Please output the records below in full, exactly as given, but without the images.
---*---
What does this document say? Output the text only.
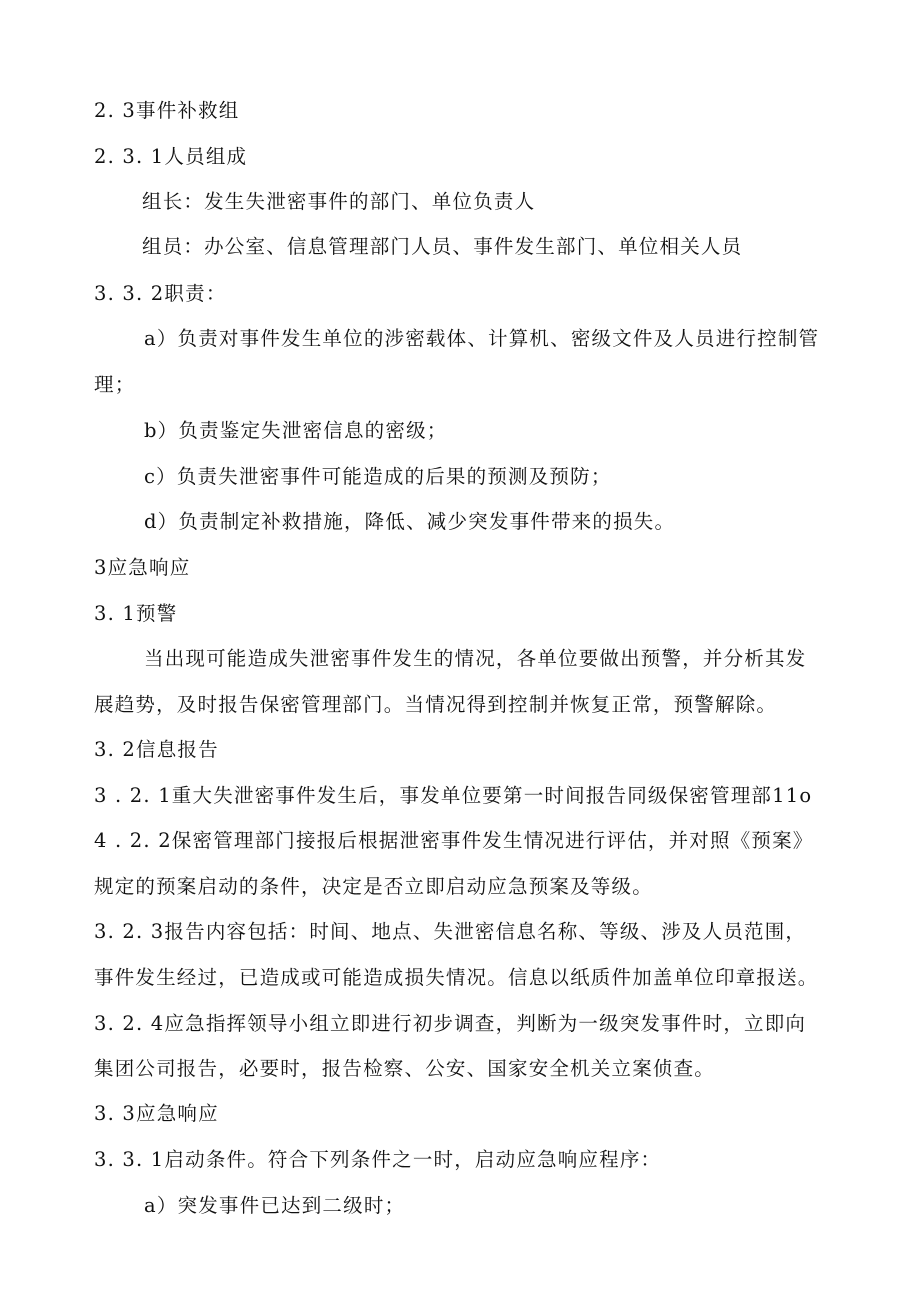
2. 3事件补救组
2. 3. 1人员组成
组长：发生失泄密事件的部门、单位负责人
组员：办公室、信息管理部门人员、事件发生部门、单位相关人员
3. 3. 2职责：
a）负责对事件发生单位的涉密载体、计算机、密级文件及人员进行控制管
理；
b）负责鉴定失泄密信息的密级；
c）负责失泄密事件可能造成的后果的预测及预防；
d）负责制定补救措施，降低、减少突发事件带来的损失。
3应急响应
3. 1预警
当出现可能造成失泄密事件发生的情况，各单位要做出预警，并分析其发
展趋势，及时报告保密管理部门。当情况得到控制并恢复正常，预警解除。
3. 2信息报告
3 . 2. 1重大失泄密事件发生后，事发单位要第一时间报告同级保密管理部11o
4 . 2. 2保密管理部门接报后根据泄密事件发生情况进行评估，并对照《预案》
规定的预案启动的条件，决定是否立即启动应急预案及等级。
3. 2. 3报告内容包括：时间、地点、失泄密信息名称、等级、涉及人员范围，
事件发生经过，已造成或可能造成损失情况。信息以纸质件加盖单位印章报送。
3. 2. 4应急指挥领导小组立即进行初步调查，判断为一级突发事件时，立即向
集团公司报告，必要时，报告检察、公安、国家安全机关立案侦查。
3. 3应急响应
3. 3. 1启动条件。符合下列条件之一时，启动应急响应程序：
a）突发事件已达到二级时；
---*---
→ Response to this exercise
What does this document say? Output the text only.
2. 3事件补救组
2. 3. 1人员组成
组长：发生失泄密事件的部门、单位负责人
组员：办公室、信息管理部门人员、事件发生部门、单位相关人员
3. 3. 2职责：
a）负责对事件发生单位的涉密载体、计算机、密级文件及人员进行控制管
理；
b）负责鉴定失泄密信息的密级；
c）负责失泄密事件可能造成的后果的预测及预防；
d）负责制定补救措施，降低、减少突发事件带来的损失。
3应急响应
3. 1预警
当出现可能造成失泄密事件发生的情况，各单位要做出预警，并分析其发
展趋势，及时报告保密管理部门。当情况得到控制并恢复正常，预警解除。
3. 2信息报告
3 . 2. 1重大失泄密事件发生后，事发单位要第一时间报告同级保密管理部11o
4 . 2. 2保密管理部门接报后根据泄密事件发生情况进行评估，并对照《预案》
规定的预案启动的条件，决定是否立即启动应急预案及等级。
3. 2. 3报告内容包括：时间、地点、失泄密信息名称、等级、涉及人员范围，
事件发生经过，已造成或可能造成损失情况。信息以纸质件加盖单位印章报送。
3. 2. 4应急指挥领导小组立即进行初步调查，判断为一级突发事件时，立即向
集团公司报告，必要时，报告检察、公安、国家安全机关立案侦查。
3. 3应急响应
3. 3. 1启动条件。符合下列条件之一时，启动应急响应程序：
a）突发事件已达到二级时；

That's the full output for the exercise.